Nothing in the data should change when you return it, but leave the pictures out.
+===+
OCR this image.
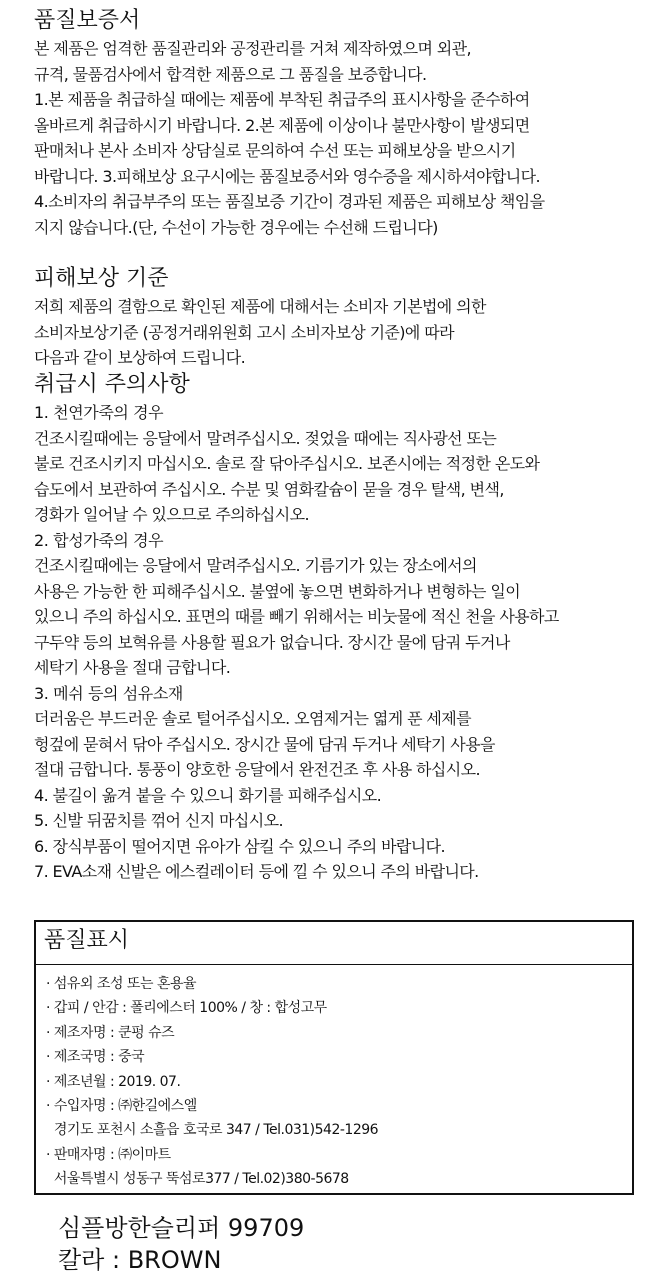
품질보증서

본 제품은 엄격한 품질관리와 공정관리를 거쳐 제작하였으며 외관,

규격, 물품검사에서 합격한 제품으로 그 품질을 보증합니다.

1.본 제품을 취급하실 때에는 제품에 부착된 취급주의 표시사항을 준수하여

올바르게 취급하시기 바랍니다. 2.본 제품에 이상이나 불만사항이 발생되면

판매처나 본사 소비자 상담실로 문의하여 수선 또는 피해보상을 받으시기

바랍니다. 3.피해보상 요구시에는 품질보증서와 영수증을 제시하셔야합니다.

4.소비자의 취급부주의 또는 품질보증 기간이 경과된 제품은 피해보상 책임을

지지 않습니다.(단, 수선이 가능한 경우에는 수선해 드립니다)

피해보상 기준

저희 제품의 결함으로 확인된 제품에 대해서는 소비자 기본법에 의한

소비자보상기준 (공정거래위원회 고시 소비자보상 기준)에 따라

다음과 같이 보상하여 드립니다.

취급시 주의사항

1. 천연가죽의 경우

건조시킬때에는 응달에서 말려주십시오. 젖었을 때에는 직사광선 또는

불로 건조시키지 마십시오. 솔로 잘 닦아주십시오. 보존시에는 적정한 온도와

습도에서 보관하여 주십시오. 수분 및 염화칼슘이 묻을 경우 탈색, 변색,

경화가 일어날 수 있으므로 주의하십시오.

2. 합성가죽의 경우

건조시킬때에는 응달에서 말려주십시오. 기름기가 있는 장소에서의

사용은 가능한 한 피해주십시오. 불옆에 놓으면 변화하거나 변형하는 일이

있으니 주의 하십시오. 표면의 때를 빼기 위해서는 비눗물에 적신 천을 사용하고

구두약 등의 보혁유를 사용할 필요가 없습니다. 장시간 물에 담궈 두거나

세탁기 사용을 절대 금합니다.

3. 메쉬 등의 섬유소재

더러움은 부드러운 솔로 털어주십시오. 오염제거는 엷게 푼 세제를

헝겊에 묻혀서 닦아 주십시오. 장시간 물에 담궈 두거나 세탁기 사용을

절대 금합니다. 통풍이 양호한 응달에서 완전건조 후 사용 하십시오.

4. 불길이 옮겨 붙을 수 있으니 화기를 피해주십시오.

5. 신발 뒤꿈치를 꺾어 신지 마십시오.

6. 장식부품이 떨어지면 유아가 삼킬 수 있으니 주의 바랍니다.

7. EVA소재 신발은 에스컬레이터 등에 낄 수 있으니 주의 바랍니다.

품질표시

· 섬유외 조성 또는 혼용율

· 갑피 / 안감 : 폴리에스터 100% / 창 : 합성고무

· 제조자명 : 쿤펑 슈즈

· 제조국명 : 중국

· 제조년월 : 2019. 07.

· 수입자명 : ㈜한길에스엘

경기도 포천시 소흘읍 호국로 347 / Tel.031)542-1296

· 판매자명 : ㈜이마트

서울특별시 성동구 뚝섬로377 / Tel.02)380-5678

심플방한슬리퍼 99709

칼라 : BROWN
+===+
## Task answer
OCR this image.
품질보증서

본 제품은 엄격한 품질관리와 공정관리를 거쳐 제작하였으며 외관,

규격, 물품검사에서 합격한 제품으로 그 품질을 보증합니다.

1.본 제품을 취급하실 때에는 제품에 부착된 취급주의 표시사항을 준수하여

올바르게 취급하시기 바랍니다. 2.본 제품에 이상이나 불만사항이 발생되면

판매처나 본사 소비자 상담실로 문의하여 수선 또는 피해보상을 받으시기

바랍니다. 3.피해보상 요구시에는 품질보증서와 영수증을 제시하셔야합니다.

4.소비자의 취급부주의 또는 품질보증 기간이 경과된 제품은 피해보상 책임을

지지 않습니다.(단, 수선이 가능한 경우에는 수선해 드립니다)

피해보상 기준

저희 제품의 결함으로 확인된 제품에 대해서는 소비자 기본법에 의한

소비자보상기준 (공정거래위원회 고시 소비자보상 기준)에 따라

다음과 같이 보상하여 드립니다.

취급시 주의사항

1. 천연가죽의 경우

건조시킬때에는 응달에서 말려주십시오. 젖었을 때에는 직사광선 또는

불로 건조시키지 마십시오. 솔로 잘 닦아주십시오. 보존시에는 적정한 온도와

습도에서 보관하여 주십시오. 수분 및 염화칼슘이 묻을 경우 탈색, 변색,

경화가 일어날 수 있으므로 주의하십시오.

2. 합성가죽의 경우

건조시킬때에는 응달에서 말려주십시오. 기름기가 있는 장소에서의

사용은 가능한 한 피해주십시오. 불옆에 놓으면 변화하거나 변형하는 일이

있으니 주의 하십시오. 표면의 때를 빼기 위해서는 비눗물에 적신 천을 사용하고

구두약 등의 보혁유를 사용할 필요가 없습니다. 장시간 물에 담궈 두거나

세탁기 사용을 절대 금합니다.

3. 메쉬 등의 섬유소재

더러움은 부드러운 솔로 털어주십시오. 오염제거는 엷게 푼 세제를

헝겊에 묻혀서 닦아 주십시오. 장시간 물에 담궈 두거나 세탁기 사용을

절대 금합니다. 통풍이 양호한 응달에서 완전건조 후 사용 하십시오.

4. 불길이 옮겨 붙을 수 있으니 화기를 피해주십시오.

5. 신발 뒤꿈치를 꺾어 신지 마십시오.

6. 장식부품이 떨어지면 유아가 삼킬 수 있으니 주의 바랍니다.

7. EVA소재 신발은 에스컬레이터 등에 낄 수 있으니 주의 바랍니다.

품질표시

· 섬유외 조성 또는 혼용율

· 갑피 / 안감 : 폴리에스터 100% / 창 : 합성고무

· 제조자명 : 쿤펑 슈즈

· 제조국명 : 중국

· 제조년월 : 2019. 07.

· 수입자명 : ㈜한길에스엘

경기도 포천시 소흘읍 호국로 347 / Tel.031)542-1296

· 판매자명 : ㈜이마트

서울특별시 성동구 뚝섬로377 / Tel.02)380-5678

심플방한슬리퍼 99709

칼라 : BROWN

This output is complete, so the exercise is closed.